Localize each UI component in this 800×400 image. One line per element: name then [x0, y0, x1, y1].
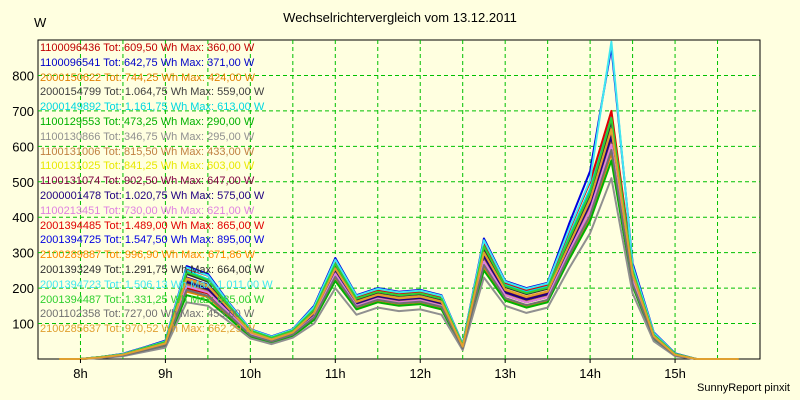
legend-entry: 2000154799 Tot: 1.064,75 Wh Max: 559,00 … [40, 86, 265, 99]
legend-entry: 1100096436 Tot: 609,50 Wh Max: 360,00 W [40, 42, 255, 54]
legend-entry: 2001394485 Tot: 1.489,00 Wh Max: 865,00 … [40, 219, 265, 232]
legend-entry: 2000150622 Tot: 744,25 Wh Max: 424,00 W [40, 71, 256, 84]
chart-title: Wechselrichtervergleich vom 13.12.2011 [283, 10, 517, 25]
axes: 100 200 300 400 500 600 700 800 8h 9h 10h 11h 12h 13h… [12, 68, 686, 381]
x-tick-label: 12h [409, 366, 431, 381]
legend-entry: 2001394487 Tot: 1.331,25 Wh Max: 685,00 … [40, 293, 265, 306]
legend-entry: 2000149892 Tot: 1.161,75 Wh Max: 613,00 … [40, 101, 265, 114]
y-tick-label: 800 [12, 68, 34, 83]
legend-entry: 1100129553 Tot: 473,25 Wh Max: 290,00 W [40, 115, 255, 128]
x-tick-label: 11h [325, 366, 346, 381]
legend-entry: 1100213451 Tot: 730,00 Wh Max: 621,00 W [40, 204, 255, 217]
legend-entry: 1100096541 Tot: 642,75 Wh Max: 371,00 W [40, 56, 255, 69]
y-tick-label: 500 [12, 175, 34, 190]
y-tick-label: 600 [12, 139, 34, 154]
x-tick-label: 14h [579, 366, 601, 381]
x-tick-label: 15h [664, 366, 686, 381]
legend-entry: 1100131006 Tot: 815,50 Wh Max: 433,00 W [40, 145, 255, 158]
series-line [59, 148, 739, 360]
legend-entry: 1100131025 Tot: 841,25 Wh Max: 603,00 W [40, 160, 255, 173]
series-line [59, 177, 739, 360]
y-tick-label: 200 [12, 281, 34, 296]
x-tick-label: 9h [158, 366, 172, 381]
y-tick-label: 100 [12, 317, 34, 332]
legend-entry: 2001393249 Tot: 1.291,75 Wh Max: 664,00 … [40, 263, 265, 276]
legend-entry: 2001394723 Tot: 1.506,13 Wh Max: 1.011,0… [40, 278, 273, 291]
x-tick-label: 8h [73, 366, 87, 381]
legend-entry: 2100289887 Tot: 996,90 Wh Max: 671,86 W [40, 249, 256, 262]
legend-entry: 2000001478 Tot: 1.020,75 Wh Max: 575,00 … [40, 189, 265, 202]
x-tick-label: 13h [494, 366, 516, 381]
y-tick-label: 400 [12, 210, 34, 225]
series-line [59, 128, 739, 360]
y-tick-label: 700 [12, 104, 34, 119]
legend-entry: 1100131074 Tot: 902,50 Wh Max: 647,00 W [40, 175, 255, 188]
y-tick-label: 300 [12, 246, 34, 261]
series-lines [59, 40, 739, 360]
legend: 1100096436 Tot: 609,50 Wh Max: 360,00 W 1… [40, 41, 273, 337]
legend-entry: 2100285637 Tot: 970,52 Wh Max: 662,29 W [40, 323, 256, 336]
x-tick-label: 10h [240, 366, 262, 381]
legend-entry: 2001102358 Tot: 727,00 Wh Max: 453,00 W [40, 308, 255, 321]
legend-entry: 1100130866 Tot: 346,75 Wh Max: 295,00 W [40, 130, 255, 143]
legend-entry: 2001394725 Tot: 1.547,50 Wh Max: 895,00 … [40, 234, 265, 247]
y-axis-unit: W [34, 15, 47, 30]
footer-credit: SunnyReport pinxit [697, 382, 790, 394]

—————

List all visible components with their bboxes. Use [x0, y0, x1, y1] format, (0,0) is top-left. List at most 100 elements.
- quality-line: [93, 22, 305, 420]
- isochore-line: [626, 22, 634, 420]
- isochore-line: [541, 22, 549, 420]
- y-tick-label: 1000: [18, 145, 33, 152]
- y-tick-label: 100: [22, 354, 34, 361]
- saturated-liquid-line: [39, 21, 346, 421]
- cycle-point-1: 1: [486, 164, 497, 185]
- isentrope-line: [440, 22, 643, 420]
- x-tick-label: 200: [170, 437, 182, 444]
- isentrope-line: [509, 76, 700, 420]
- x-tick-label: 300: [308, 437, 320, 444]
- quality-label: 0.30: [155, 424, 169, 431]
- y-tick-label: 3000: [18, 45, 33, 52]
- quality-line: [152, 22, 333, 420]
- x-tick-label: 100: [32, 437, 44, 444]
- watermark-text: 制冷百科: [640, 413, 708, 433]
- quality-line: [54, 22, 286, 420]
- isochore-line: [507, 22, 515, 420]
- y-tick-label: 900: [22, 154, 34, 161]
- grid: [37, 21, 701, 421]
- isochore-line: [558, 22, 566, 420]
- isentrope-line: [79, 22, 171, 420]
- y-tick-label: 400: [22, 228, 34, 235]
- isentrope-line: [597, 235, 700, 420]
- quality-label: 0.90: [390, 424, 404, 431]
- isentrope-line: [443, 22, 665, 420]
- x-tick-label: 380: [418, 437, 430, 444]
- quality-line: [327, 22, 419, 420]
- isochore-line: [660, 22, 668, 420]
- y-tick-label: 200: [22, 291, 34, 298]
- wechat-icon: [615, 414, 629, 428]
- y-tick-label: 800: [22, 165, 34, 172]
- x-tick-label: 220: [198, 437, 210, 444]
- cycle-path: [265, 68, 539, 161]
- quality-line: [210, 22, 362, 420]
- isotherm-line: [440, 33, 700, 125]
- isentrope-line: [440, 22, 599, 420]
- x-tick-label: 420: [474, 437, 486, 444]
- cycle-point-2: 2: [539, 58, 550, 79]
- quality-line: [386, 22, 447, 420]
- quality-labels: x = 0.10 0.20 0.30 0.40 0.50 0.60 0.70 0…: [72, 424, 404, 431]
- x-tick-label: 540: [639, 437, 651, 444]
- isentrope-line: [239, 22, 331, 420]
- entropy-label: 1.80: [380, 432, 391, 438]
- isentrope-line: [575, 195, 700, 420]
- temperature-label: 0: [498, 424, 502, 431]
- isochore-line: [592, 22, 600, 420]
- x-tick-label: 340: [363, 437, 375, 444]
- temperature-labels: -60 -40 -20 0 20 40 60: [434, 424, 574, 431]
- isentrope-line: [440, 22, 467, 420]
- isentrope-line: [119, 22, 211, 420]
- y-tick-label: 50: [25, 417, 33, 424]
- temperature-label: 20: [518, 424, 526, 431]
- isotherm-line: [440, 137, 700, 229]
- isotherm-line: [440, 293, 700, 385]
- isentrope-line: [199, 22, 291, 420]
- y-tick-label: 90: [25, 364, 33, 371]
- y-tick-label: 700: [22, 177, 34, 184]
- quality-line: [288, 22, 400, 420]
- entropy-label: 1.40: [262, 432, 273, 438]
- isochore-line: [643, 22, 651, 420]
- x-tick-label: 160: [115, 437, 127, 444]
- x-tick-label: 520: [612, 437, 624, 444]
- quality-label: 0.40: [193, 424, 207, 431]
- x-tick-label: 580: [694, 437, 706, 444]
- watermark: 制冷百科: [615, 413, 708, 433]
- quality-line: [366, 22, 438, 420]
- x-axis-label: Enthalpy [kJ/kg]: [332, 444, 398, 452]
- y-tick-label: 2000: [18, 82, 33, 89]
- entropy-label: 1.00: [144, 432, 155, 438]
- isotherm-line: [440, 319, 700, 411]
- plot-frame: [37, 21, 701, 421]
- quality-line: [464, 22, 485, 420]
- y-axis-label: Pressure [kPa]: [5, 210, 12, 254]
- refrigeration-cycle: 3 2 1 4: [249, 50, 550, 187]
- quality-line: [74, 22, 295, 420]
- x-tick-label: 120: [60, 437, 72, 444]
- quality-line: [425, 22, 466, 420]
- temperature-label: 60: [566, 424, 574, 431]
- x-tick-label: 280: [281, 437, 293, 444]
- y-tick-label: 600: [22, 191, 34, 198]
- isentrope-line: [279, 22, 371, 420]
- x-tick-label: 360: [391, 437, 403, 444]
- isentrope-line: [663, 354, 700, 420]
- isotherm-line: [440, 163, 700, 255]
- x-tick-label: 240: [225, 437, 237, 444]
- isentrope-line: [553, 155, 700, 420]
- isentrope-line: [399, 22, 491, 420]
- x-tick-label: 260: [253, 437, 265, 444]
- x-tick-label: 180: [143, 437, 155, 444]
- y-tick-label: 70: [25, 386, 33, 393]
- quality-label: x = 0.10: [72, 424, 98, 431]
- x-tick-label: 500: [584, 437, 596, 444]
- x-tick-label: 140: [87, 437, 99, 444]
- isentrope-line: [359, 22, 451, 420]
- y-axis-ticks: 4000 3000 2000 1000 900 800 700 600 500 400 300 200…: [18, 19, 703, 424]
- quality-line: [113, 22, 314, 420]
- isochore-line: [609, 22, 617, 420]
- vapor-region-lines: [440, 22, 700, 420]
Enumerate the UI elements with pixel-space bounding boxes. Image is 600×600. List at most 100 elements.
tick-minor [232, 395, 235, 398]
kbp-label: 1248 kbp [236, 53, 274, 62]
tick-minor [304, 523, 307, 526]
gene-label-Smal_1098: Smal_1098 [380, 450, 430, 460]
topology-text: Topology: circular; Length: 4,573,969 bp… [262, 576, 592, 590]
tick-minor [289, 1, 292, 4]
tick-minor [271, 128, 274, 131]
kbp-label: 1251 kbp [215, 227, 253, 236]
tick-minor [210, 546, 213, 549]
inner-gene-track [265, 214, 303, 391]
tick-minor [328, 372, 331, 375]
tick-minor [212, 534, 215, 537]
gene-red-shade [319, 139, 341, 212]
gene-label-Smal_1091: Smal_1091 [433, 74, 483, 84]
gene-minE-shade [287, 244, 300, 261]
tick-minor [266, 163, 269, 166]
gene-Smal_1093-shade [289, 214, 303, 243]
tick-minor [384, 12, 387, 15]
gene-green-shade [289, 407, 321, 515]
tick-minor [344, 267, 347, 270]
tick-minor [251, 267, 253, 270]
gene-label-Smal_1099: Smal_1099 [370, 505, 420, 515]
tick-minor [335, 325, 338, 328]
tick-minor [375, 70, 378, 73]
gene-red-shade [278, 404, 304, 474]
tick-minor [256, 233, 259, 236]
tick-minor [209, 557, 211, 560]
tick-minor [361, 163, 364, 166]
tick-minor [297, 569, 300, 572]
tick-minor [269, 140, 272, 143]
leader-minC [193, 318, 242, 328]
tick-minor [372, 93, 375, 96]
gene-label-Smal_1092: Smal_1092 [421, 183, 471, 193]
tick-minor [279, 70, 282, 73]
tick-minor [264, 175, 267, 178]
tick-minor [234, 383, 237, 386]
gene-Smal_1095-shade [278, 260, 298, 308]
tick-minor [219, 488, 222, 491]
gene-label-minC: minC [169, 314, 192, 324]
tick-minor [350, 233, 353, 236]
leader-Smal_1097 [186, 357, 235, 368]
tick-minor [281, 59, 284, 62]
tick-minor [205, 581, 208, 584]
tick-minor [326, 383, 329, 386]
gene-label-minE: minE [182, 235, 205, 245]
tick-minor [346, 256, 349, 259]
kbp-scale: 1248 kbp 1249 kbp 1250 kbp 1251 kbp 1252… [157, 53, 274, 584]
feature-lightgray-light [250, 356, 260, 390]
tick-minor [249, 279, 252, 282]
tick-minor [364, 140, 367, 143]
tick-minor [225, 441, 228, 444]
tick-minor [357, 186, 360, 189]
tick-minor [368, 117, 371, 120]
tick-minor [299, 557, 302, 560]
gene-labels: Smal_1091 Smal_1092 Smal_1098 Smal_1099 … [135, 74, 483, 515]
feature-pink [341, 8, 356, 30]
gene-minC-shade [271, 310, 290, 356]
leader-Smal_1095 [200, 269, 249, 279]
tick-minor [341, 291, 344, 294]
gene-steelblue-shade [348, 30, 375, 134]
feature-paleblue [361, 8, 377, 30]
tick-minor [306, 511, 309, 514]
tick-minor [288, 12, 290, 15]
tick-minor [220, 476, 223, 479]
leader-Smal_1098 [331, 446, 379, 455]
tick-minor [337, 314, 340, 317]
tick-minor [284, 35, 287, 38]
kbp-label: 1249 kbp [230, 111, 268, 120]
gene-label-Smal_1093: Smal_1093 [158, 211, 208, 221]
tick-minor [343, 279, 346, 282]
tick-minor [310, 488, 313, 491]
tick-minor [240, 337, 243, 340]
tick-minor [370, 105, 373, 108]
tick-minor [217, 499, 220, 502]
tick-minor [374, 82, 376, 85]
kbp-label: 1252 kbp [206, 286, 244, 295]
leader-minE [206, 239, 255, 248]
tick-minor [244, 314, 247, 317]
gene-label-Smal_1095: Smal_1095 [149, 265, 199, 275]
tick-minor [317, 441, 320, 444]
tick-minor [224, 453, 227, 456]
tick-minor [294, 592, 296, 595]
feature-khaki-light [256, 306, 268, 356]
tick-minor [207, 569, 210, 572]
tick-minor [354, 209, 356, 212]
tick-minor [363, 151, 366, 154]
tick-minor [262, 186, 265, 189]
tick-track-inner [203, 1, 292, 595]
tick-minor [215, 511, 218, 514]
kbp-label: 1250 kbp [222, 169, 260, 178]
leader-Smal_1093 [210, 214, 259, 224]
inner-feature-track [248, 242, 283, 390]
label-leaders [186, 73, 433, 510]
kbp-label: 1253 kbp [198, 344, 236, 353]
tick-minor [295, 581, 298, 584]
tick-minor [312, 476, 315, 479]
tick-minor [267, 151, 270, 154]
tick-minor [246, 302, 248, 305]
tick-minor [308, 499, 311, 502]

—————

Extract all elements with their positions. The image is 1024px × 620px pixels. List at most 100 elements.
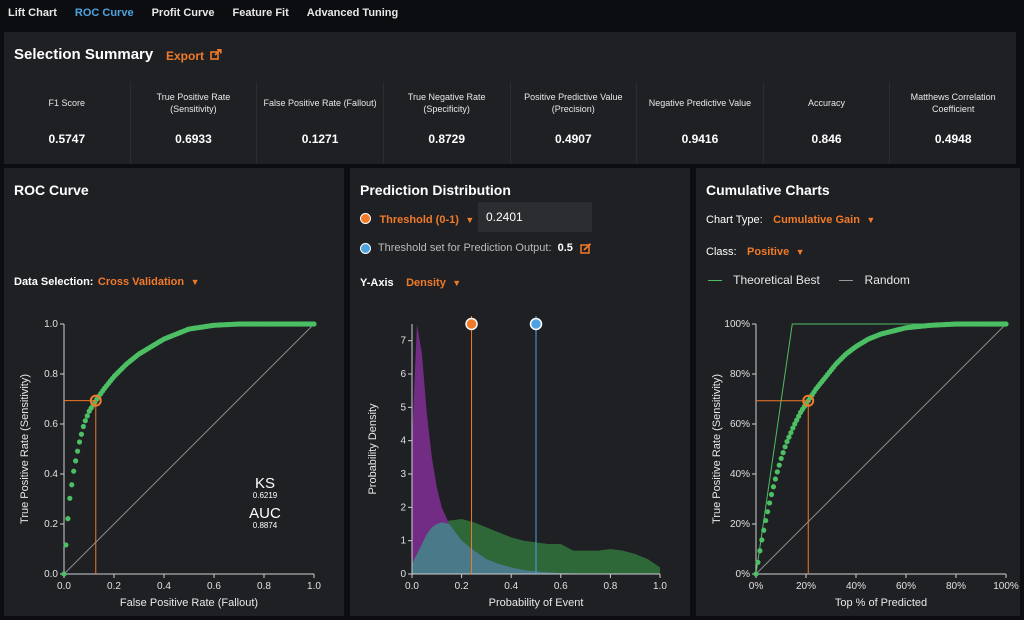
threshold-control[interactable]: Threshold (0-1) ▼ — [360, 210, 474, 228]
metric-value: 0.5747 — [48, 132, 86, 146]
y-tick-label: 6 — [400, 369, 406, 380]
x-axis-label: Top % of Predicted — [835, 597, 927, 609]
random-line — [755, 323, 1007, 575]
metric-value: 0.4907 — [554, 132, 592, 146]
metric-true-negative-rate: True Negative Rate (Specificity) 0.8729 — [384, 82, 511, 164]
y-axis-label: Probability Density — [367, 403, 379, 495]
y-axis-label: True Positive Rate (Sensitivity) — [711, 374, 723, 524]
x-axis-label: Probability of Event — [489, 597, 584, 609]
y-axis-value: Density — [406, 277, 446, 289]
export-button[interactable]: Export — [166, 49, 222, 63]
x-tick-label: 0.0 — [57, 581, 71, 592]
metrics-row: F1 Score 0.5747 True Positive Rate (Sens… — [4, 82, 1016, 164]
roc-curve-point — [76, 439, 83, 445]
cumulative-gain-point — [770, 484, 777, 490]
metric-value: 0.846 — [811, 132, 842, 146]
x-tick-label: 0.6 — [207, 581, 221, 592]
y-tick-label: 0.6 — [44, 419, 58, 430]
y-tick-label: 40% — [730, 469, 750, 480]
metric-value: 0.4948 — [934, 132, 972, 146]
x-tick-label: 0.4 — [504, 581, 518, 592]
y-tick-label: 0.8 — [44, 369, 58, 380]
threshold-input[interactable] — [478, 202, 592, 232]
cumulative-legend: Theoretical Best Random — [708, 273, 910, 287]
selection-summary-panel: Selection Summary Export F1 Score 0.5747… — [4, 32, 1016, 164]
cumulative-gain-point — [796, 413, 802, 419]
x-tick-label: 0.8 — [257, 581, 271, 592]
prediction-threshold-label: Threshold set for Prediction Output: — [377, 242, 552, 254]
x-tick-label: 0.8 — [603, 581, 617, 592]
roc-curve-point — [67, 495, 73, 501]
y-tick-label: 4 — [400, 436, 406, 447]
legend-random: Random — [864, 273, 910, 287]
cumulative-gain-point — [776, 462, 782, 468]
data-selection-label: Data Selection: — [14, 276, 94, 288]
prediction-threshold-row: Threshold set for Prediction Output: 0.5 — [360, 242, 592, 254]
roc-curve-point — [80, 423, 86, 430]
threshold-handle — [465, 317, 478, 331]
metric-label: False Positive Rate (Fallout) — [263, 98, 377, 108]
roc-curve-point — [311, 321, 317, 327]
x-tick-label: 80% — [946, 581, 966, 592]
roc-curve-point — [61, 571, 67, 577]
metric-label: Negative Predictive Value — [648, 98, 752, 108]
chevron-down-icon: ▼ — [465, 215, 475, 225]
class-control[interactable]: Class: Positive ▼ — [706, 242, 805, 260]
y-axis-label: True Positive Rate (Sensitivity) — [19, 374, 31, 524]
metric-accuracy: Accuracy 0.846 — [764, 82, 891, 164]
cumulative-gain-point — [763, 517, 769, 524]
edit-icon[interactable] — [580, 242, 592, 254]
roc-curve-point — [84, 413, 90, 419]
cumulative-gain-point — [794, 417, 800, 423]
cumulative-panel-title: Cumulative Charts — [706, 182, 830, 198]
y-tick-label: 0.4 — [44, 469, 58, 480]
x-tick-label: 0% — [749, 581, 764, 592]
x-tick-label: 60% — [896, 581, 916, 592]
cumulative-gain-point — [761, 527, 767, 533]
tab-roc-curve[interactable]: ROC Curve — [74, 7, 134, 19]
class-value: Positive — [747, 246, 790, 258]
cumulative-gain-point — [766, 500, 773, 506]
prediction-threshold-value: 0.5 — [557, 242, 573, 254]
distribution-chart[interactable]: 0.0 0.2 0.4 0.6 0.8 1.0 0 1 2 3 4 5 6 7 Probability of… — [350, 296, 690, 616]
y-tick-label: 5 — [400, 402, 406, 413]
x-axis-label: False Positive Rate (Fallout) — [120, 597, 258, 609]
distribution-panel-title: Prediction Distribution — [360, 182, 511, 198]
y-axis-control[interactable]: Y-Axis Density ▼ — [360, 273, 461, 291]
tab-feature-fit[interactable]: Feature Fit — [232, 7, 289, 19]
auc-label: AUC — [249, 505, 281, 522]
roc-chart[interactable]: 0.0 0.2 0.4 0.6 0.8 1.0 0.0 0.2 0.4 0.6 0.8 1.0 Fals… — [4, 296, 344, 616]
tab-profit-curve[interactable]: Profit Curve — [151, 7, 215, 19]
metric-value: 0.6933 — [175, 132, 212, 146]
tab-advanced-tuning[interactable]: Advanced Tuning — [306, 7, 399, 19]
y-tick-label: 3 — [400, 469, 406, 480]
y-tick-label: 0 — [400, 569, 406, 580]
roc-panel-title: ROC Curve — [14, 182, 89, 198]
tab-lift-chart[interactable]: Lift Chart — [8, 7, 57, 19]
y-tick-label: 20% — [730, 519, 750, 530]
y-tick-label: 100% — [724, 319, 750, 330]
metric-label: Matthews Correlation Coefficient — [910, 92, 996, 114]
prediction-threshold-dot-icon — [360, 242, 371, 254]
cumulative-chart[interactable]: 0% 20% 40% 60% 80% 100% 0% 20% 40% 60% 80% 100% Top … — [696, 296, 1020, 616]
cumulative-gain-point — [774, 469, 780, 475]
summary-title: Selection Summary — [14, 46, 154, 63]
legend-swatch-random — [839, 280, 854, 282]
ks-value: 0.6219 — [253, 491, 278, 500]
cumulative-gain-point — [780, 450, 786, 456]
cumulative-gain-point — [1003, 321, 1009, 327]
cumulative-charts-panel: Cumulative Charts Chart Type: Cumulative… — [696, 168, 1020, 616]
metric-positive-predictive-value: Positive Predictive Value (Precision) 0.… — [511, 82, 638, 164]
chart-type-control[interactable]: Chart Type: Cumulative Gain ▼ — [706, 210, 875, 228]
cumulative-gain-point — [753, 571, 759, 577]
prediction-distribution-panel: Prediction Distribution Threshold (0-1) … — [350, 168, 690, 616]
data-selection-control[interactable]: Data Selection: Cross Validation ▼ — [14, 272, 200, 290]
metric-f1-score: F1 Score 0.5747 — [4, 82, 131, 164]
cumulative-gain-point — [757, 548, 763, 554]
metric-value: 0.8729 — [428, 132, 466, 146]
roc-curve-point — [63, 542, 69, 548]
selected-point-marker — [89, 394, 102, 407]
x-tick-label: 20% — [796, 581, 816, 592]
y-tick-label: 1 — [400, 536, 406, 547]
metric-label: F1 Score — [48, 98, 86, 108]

—————

**Yönerge**
Yukarıdaki materyalde "threshold-control[interactable]: Threshold (0-1)" ifadesini içeren satırdan başlayıp "metrics-row: F1 Score" ifadesini içeren satırda biten bölümü, iki uç satır da dahil olmak üzere, Sıra ve Satır sütunlarından oluşan bir Markdown tablosuna dönüştürün. Boş satırları atlayın ve yalnızca bu aralıktaki satırları verin.

**Doğru yanıt**
| Sıra | Satır |
|---|---|
| 1 | threshold-control[interactable]: Threshold (0-1) ▼ — [360, 210, 474, 228] |
| 2 | metric-value: 0.5747 — [48, 132, 86, 146] |
| 3 | y-tick-label: 6 — [400, 369, 406, 380] |
| 4 | x-axis-label: Top % of Predicted — [835, 597, 927, 609] |
| 5 | random-line — [755, 323, 1007, 575] |
| 6 | metric-value: 0.4907 — [554, 132, 592, 146] |
| 7 | metric-true-negative-rate: True Negative Rate (Specificity) 0.8729 — [384, 82, 511, 164] |
| 8 | y-axis-label: Probability Density — [367, 403, 379, 495] |
| 9 | y-axis-label: True Positive Rate (Sensitivity) — [711, 374, 723, 524] |
| 10 | x-axis-label: Probability of Event — [489, 597, 584, 609] |
| 11 | y-axis-value: Density — [406, 277, 446, 289] |
| 12 | export-button[interactable]: Export — [166, 49, 222, 63] |
| 13 | x-tick-label: 0.0 — [57, 581, 71, 592] |
| 14 | metrics-row: F1 Score 0.5747 True Positive Rate (Sens… — [4, 82, 1016, 164] |